▶ [REQUEST]: Reproduce the data in its entirety, exactly as supplied.
##########
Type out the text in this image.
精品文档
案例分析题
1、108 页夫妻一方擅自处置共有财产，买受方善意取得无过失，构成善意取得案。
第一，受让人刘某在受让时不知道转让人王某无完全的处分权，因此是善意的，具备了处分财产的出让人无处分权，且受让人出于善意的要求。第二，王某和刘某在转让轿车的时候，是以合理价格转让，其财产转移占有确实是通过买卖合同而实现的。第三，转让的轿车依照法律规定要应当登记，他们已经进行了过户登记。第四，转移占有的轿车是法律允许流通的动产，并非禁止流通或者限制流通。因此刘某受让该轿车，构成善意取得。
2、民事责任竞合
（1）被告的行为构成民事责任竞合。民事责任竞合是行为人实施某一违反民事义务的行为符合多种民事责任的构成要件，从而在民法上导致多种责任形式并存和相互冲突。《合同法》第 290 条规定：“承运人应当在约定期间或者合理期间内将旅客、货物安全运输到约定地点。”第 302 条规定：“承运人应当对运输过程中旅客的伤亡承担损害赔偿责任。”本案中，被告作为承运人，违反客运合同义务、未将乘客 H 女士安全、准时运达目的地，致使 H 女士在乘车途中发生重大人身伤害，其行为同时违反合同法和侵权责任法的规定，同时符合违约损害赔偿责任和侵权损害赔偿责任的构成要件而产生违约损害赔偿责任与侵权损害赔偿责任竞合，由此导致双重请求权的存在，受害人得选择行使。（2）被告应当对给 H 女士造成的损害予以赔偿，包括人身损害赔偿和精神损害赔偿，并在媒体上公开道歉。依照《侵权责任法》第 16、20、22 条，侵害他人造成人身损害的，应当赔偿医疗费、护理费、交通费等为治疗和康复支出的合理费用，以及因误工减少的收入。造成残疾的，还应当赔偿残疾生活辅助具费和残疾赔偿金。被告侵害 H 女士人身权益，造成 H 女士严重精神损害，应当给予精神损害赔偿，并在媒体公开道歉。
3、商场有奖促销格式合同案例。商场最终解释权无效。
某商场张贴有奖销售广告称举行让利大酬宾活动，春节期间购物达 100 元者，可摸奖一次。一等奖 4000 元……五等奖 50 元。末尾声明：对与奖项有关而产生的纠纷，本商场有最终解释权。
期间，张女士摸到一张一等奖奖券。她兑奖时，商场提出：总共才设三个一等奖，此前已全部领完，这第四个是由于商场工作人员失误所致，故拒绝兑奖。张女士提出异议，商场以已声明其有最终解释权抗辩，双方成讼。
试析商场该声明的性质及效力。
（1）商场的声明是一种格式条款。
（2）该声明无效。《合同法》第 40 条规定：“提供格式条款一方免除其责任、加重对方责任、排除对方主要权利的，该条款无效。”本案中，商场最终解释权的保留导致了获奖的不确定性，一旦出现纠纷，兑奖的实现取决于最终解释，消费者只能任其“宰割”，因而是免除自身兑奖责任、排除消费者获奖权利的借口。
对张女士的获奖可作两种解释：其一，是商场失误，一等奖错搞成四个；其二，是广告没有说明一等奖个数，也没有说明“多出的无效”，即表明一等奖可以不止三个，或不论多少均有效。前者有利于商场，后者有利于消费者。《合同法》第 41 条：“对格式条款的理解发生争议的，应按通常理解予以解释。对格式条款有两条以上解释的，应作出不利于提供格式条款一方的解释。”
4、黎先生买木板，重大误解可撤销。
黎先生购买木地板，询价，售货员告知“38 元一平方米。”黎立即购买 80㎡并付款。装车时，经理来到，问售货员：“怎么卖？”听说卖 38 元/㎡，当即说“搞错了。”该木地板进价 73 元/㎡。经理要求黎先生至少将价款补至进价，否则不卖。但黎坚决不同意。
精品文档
##########
▶ [SOLUTION BELOW]:
Type out the text in this image.
精品文档
案例分析题
1、108 页夫妻一方擅自处置共有财产，买受方善意取得无过失，构成善意取得案。
第一，受让人刘某在受让时不知道转让人王某无完全的处分权，因此是善意的，具备了处分财产的出让人无处分权，且受让人出于善意的要求。第二，王某和刘某在转让轿车的时候，是以合理价格转让，其财产转移占有确实是通过买卖合同而实现的。第三，转让的轿车依照法律规定要应当登记，他们已经进行了过户登记。第四，转移占有的轿车是法律允许流通的动产，并非禁止流通或者限制流通。因此刘某受让该轿车，构成善意取得。
2、民事责任竞合
（1）被告的行为构成民事责任竞合。民事责任竞合是行为人实施某一违反民事义务的行为符合多种民事责任的构成要件，从而在民法上导致多种责任形式并存和相互冲突。《合同法》第 290 条规定：“承运人应当在约定期间或者合理期间内将旅客、货物安全运输到约定地点。”第 302 条规定：“承运人应当对运输过程中旅客的伤亡承担损害赔偿责任。”本案中，被告作为承运人，违反客运合同义务、未将乘客 H 女士安全、准时运达目的地，致使 H 女士在乘车途中发生重大人身伤害，其行为同时违反合同法和侵权责任法的规定，同时符合违约损害赔偿责任和侵权损害赔偿责任的构成要件而产生违约损害赔偿责任与侵权损害赔偿责任竞合，由此导致双重请求权的存在，受害人得选择行使。（2）被告应当对给 H 女士造成的损害予以赔偿，包括人身损害赔偿和精神损害赔偿，并在媒体上公开道歉。依照《侵权责任法》第 16、20、22 条，侵害他人造成人身损害的，应当赔偿医疗费、护理费、交通费等为治疗和康复支出的合理费用，以及因误工减少的收入。造成残疾的，还应当赔偿残疾生活辅助具费和残疾赔偿金。被告侵害 H 女士人身权益，造成 H 女士严重精神损害，应当给予精神损害赔偿，并在媒体公开道歉。
3、商场有奖促销格式合同案例。商场最终解释权无效。
某商场张贴有奖销售广告称举行让利大酬宾活动，春节期间购物达 100 元者，可摸奖一次。一等奖 4000 元……五等奖 50 元。末尾声明：对与奖项有关而产生的纠纷，本商场有最终解释权。
期间，张女士摸到一张一等奖奖券。她兑奖时，商场提出：总共才设三个一等奖，此前已全部领完，这第四个是由于商场工作人员失误所致，故拒绝兑奖。张女士提出异议，商场以已声明其有最终解释权抗辩，双方成讼。
试析商场该声明的性质及效力。
（1）商场的声明是一种格式条款。
（2）该声明无效。《合同法》第 40 条规定：“提供格式条款一方免除其责任、加重对方责任、排除对方主要权利的，该条款无效。”本案中，商场最终解释权的保留导致了获奖的不确定性，一旦出现纠纷，兑奖的实现取决于最终解释，消费者只能任其“宰割”，因而是免除自身兑奖责任、排除消费者获奖权利的借口。
对张女士的获奖可作两种解释：其一，是商场失误，一等奖错搞成四个；其二，是广告没有说明一等奖个数，也没有说明“多出的无效”，即表明一等奖可以不止三个，或不论多少均有效。前者有利于商场，后者有利于消费者。《合同法》第 41 条：“对格式条款的理解发生争议的，应按通常理解予以解释。对格式条款有两条以上解释的，应作出不利于提供格式条款一方的解释。”
4、黎先生买木板，重大误解可撤销。
黎先生购买木地板，询价，售货员告知“38 元一平方米。”黎立即购买 80㎡并付款。装车时，经理来到，问售货员：“怎么卖？”听说卖 38 元/㎡，当即说“搞错了。”该木地板进价 73 元/㎡。经理要求黎先生至少将价款补至进价，否则不卖。但黎坚决不同意。
精品文档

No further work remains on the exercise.